↓

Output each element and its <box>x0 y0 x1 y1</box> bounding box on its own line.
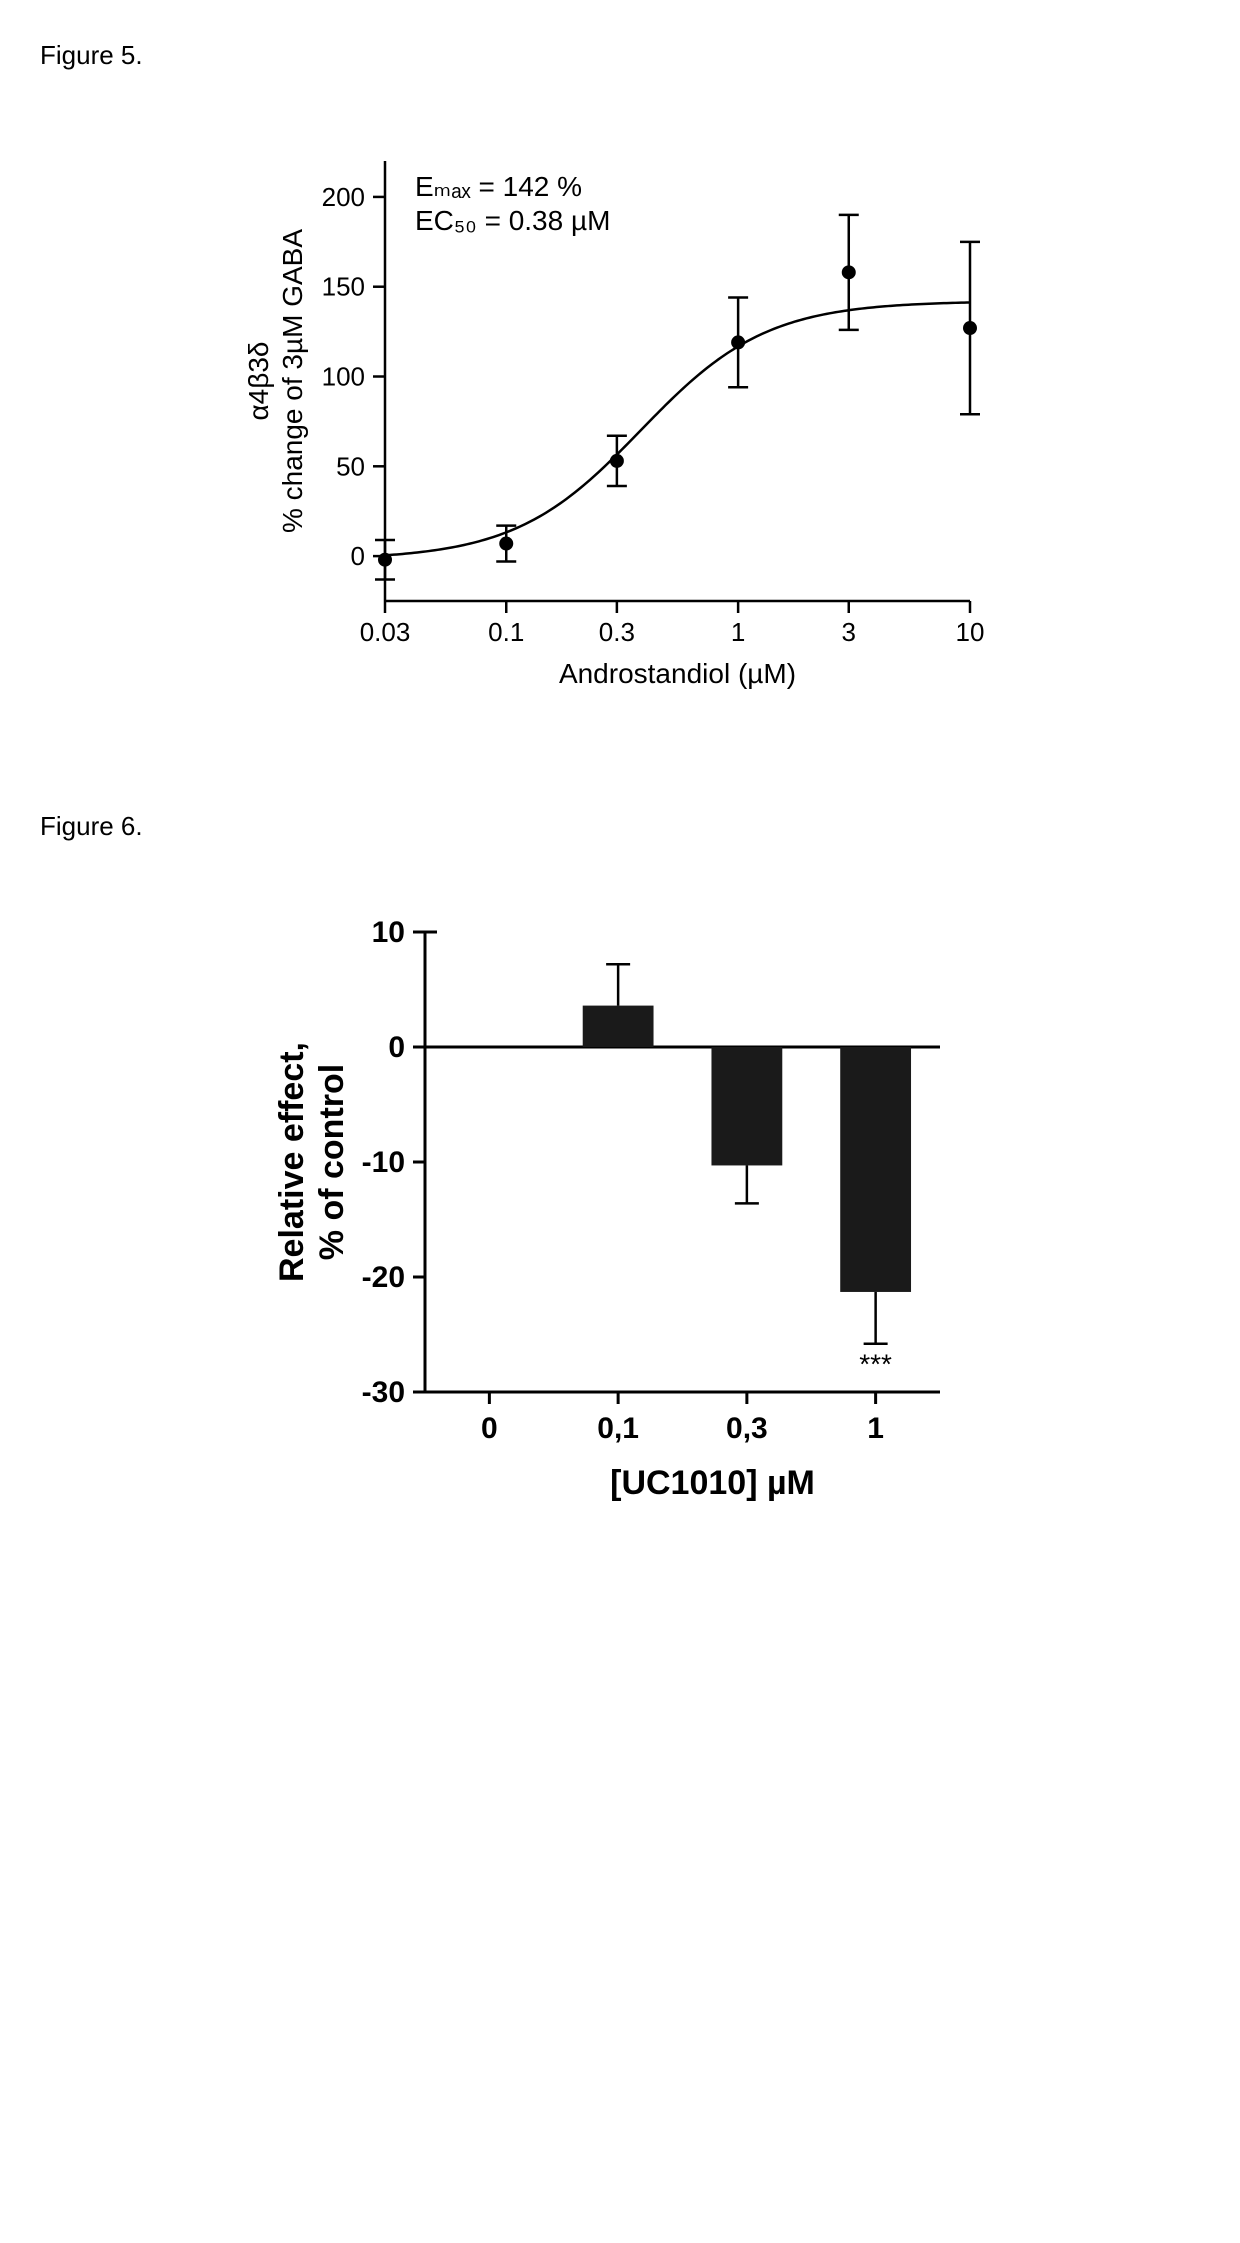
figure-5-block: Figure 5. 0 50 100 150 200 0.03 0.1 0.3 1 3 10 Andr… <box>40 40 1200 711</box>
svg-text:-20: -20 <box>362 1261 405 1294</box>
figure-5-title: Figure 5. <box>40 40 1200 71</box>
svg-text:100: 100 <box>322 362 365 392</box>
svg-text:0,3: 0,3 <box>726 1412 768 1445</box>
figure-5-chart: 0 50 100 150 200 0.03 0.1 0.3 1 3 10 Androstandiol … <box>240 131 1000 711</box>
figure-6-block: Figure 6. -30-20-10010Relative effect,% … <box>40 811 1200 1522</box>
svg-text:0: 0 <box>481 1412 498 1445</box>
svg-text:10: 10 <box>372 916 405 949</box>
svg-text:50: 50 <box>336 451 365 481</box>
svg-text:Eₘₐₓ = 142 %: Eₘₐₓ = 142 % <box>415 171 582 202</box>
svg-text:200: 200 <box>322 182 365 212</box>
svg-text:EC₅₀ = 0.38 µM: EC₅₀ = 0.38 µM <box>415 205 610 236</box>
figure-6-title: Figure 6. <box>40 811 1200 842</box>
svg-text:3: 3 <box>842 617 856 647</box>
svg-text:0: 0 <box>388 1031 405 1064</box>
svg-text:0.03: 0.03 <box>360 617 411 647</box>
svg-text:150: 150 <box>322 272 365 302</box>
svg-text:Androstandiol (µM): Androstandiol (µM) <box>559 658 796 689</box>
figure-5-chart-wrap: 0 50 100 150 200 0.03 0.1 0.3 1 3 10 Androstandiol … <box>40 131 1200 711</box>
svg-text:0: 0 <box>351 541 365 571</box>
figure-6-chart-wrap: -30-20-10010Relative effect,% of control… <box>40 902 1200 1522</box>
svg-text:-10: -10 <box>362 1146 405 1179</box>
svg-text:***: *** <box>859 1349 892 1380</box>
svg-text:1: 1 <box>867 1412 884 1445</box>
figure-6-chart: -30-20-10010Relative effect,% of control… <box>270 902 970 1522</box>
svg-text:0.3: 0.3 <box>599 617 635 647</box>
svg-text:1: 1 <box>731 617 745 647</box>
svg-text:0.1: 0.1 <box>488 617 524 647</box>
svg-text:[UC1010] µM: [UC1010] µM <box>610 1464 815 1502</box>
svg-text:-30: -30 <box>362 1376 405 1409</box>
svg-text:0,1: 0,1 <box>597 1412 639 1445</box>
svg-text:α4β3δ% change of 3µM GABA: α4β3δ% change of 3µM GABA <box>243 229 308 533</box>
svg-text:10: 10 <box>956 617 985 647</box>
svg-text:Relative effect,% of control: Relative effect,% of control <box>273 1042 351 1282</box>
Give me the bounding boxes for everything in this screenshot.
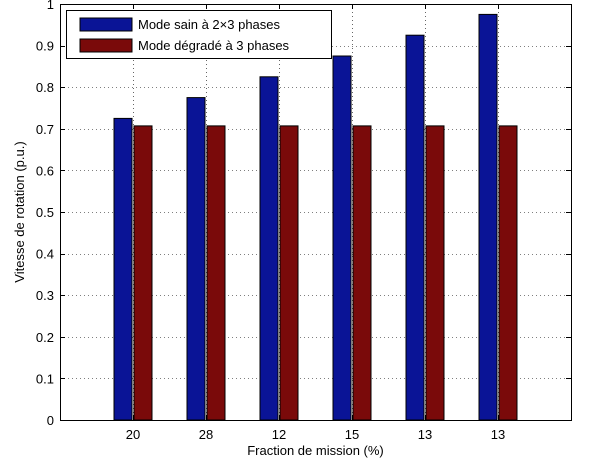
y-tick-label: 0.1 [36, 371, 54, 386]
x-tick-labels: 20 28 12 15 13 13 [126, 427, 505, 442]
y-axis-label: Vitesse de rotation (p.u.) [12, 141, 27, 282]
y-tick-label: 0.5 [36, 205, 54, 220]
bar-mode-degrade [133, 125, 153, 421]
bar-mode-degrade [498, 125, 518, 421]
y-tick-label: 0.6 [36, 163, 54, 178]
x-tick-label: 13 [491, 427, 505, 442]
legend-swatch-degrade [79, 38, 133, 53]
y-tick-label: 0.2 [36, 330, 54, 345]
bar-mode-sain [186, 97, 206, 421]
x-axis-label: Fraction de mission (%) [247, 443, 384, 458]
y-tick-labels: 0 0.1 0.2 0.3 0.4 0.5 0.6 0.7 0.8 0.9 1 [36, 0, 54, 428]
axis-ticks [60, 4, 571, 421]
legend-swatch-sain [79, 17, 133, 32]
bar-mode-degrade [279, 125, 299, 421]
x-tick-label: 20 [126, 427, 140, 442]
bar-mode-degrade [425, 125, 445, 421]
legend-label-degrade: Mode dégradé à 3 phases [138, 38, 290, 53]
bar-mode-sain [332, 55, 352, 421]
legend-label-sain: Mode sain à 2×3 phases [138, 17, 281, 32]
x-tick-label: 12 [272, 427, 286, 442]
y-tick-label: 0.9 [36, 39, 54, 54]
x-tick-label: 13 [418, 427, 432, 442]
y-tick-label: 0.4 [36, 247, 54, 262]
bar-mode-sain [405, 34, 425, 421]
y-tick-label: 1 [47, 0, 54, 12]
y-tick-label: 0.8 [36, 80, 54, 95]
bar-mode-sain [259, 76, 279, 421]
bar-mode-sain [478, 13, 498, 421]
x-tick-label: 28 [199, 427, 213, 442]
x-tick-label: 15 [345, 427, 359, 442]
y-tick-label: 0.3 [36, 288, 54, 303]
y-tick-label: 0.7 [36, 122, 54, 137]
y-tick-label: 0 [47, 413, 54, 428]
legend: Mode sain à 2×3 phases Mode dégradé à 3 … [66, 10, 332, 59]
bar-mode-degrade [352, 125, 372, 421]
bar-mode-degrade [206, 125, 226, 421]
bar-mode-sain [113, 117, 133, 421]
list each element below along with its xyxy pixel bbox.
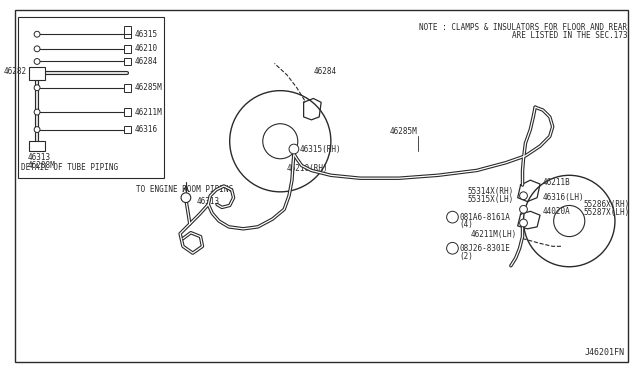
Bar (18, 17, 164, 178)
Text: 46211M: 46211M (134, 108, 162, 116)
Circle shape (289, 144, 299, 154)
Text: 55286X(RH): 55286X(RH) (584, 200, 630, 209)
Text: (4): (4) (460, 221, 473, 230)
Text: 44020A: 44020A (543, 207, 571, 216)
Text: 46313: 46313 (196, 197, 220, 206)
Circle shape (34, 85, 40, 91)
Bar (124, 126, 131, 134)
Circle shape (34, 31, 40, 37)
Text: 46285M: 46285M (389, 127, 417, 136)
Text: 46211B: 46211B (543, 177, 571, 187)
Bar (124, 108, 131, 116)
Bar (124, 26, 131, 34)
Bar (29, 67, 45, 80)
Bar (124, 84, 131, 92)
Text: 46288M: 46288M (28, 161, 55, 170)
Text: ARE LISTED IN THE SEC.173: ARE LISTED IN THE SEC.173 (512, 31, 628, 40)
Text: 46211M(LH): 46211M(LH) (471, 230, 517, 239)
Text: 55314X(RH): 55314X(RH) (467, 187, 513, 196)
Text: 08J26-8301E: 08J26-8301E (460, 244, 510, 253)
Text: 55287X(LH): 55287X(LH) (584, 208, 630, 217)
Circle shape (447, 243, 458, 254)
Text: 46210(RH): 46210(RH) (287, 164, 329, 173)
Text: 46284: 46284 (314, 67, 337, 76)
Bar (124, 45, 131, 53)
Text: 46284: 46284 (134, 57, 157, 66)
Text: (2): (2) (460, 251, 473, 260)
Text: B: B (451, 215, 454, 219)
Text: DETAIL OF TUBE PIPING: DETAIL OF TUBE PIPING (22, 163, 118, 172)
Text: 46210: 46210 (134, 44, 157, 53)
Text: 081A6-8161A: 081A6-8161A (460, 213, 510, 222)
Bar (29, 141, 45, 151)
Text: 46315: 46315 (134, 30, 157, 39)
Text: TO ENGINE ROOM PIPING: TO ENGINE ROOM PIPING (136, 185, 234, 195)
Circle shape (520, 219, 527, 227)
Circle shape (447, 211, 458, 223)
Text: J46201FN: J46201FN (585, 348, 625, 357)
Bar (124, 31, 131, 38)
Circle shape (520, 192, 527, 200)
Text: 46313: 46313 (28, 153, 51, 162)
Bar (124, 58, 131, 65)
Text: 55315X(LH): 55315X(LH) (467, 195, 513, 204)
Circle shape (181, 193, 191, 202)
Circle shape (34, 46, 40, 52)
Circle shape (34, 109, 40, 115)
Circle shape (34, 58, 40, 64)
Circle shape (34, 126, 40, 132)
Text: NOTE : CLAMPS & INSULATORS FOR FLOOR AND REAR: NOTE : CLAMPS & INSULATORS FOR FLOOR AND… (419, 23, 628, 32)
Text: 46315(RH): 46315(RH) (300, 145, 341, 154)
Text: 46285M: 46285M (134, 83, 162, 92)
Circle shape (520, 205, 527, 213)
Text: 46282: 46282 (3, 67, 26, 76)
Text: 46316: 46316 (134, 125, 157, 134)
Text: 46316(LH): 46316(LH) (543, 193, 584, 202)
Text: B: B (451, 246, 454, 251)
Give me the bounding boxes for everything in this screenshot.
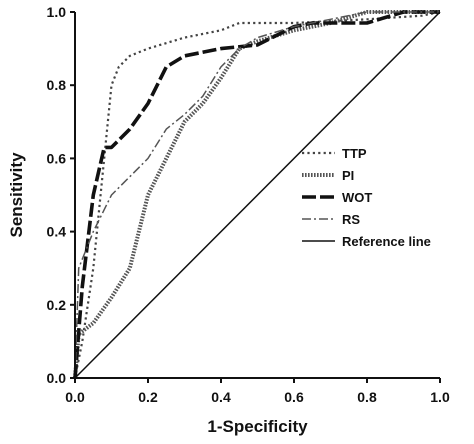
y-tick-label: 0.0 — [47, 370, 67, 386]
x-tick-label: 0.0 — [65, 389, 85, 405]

↑

* [What you have to do]: Reproduce the lines from the one containing "y-tick-label: 0.0 — [47, 370, 67, 386]" down through the end of the records, word for word.

* [Solution for this exercise]:
y-tick-label: 0.0 — [47, 370, 67, 386]
x-tick-label: 0.0 — [65, 389, 85, 405]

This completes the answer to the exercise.